Challenge: Scan the listing below. Report each line that includes "coefficient".

Source data:

== == ==

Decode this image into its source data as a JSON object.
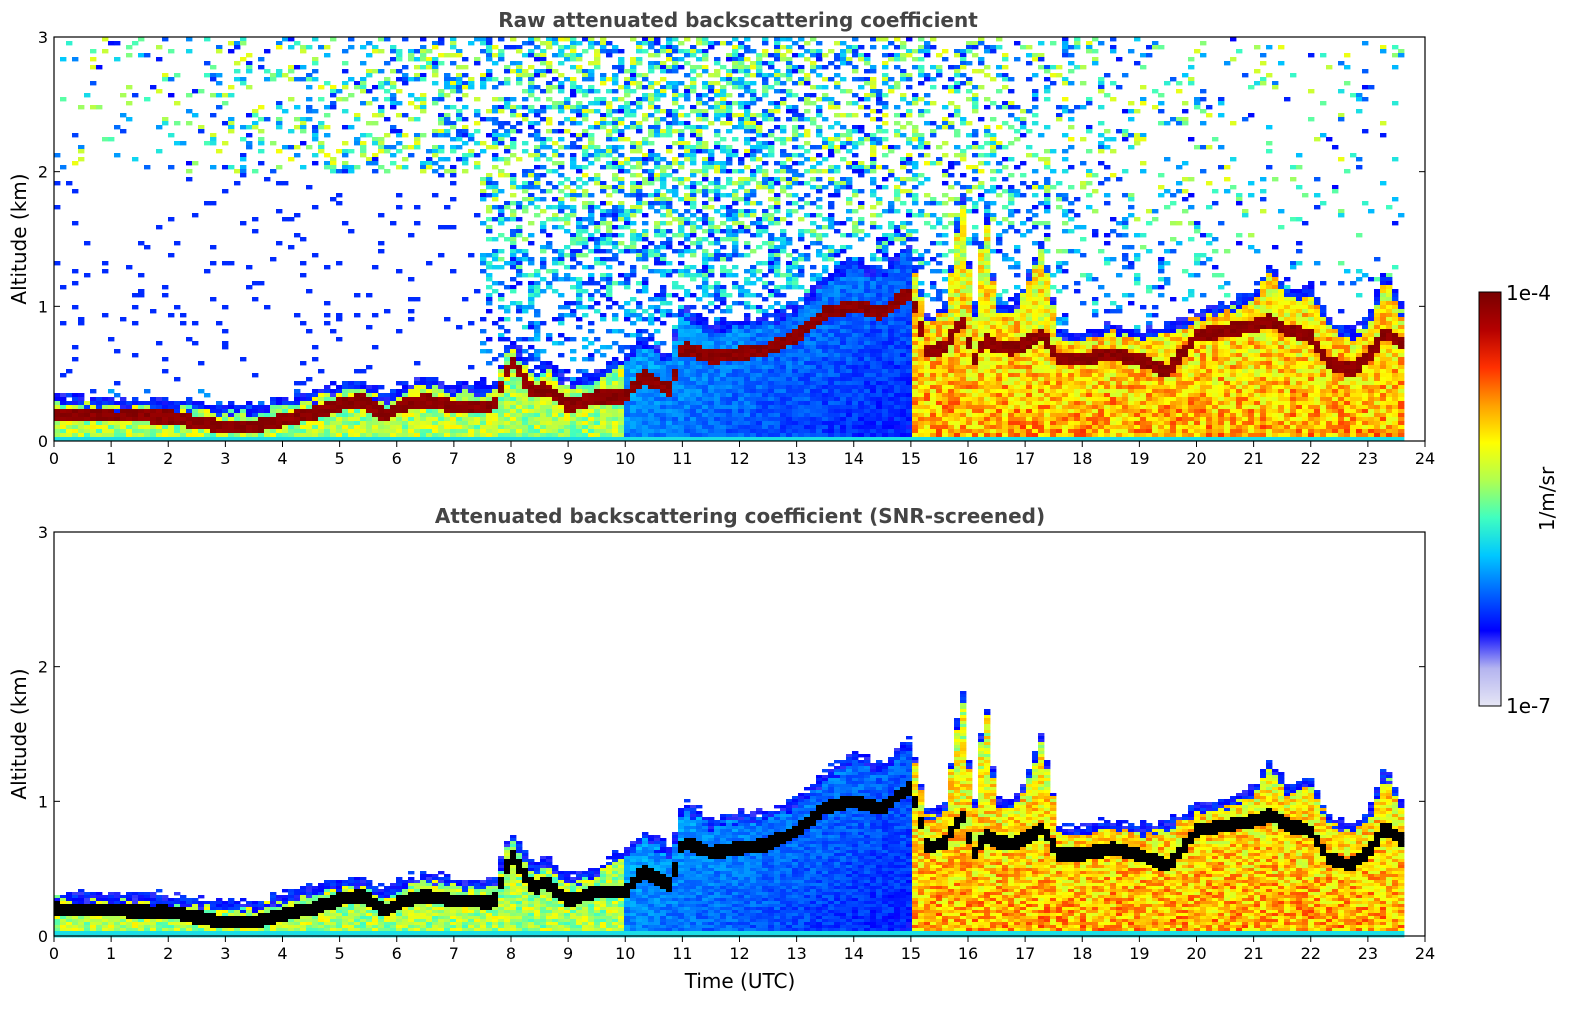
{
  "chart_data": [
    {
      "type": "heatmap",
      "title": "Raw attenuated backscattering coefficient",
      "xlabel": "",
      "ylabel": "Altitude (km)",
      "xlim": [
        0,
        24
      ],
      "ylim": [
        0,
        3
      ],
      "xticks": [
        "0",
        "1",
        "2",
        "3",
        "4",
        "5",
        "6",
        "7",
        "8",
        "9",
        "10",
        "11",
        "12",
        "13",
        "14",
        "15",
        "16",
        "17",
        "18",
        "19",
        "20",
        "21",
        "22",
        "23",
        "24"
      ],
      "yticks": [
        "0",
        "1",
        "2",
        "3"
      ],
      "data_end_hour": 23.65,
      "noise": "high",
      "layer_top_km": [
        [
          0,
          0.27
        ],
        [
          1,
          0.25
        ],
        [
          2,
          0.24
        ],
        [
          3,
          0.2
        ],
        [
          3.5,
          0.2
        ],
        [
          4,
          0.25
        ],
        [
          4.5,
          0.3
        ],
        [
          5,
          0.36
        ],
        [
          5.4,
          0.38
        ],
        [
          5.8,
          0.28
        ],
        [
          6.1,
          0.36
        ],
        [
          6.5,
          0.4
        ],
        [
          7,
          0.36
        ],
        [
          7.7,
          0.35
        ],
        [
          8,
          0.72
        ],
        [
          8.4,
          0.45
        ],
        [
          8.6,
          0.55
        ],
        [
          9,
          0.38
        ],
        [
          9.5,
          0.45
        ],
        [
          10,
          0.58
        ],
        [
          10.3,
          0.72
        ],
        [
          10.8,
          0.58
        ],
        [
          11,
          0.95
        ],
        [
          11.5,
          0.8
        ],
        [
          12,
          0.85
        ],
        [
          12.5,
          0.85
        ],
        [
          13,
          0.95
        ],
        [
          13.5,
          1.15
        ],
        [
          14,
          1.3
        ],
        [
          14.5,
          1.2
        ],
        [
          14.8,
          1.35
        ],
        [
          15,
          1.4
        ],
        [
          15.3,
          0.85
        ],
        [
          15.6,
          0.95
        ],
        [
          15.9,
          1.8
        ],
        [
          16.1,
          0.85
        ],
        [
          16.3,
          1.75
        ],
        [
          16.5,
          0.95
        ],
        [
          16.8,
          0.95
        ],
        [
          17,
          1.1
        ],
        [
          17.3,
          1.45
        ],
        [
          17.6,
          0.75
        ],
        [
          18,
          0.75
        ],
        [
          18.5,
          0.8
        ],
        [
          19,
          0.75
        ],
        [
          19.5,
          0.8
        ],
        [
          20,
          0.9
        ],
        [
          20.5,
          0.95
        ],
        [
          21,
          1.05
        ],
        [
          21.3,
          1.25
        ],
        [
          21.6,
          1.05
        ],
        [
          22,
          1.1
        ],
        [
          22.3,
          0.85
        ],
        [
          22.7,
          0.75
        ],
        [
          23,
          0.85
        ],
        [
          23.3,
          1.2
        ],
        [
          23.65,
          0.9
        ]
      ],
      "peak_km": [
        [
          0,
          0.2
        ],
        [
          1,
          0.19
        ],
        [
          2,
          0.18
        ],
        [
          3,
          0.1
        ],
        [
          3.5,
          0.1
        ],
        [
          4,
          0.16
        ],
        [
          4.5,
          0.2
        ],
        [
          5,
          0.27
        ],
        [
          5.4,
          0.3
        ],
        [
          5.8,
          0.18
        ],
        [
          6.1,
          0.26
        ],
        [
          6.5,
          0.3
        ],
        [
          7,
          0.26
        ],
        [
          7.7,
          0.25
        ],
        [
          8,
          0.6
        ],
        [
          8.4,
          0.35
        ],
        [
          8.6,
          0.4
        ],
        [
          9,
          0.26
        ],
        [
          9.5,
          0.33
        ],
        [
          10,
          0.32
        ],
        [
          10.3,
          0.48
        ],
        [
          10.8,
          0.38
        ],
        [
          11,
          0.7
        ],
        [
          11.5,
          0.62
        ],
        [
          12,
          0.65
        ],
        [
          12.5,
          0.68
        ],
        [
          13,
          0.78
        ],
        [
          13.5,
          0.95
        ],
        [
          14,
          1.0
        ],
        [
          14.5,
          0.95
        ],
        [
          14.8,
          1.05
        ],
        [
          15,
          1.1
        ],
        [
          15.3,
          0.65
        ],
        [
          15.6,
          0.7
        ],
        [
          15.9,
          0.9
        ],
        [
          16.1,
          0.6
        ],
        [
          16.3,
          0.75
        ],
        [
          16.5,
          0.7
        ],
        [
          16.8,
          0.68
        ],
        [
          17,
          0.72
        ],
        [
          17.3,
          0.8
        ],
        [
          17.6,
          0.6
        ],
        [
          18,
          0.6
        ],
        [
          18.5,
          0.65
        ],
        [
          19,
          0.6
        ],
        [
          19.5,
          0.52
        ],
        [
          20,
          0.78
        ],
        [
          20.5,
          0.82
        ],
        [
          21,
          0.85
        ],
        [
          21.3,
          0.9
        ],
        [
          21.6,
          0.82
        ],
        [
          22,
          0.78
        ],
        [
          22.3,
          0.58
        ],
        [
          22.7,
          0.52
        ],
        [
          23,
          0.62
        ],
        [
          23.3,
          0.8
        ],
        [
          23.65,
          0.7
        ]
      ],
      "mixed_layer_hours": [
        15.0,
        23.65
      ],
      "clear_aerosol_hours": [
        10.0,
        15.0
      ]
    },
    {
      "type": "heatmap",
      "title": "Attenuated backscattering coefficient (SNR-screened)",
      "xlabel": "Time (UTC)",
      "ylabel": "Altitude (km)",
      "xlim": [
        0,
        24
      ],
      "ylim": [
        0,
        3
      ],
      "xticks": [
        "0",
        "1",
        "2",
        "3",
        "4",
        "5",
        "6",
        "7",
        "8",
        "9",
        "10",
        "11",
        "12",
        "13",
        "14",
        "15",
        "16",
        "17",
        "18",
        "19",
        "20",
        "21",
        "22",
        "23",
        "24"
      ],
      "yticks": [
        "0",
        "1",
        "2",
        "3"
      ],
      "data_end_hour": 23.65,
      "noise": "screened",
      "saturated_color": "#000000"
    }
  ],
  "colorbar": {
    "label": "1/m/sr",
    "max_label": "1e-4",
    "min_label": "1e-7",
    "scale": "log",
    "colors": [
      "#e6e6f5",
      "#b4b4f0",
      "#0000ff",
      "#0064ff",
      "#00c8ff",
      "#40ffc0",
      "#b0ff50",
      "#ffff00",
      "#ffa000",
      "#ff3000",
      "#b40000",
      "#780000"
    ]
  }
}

== == ==

Response:
      "title": "Raw attenuated backscattering coefficient",
      "title": "Attenuated backscattering coefficient (SNR-screened)",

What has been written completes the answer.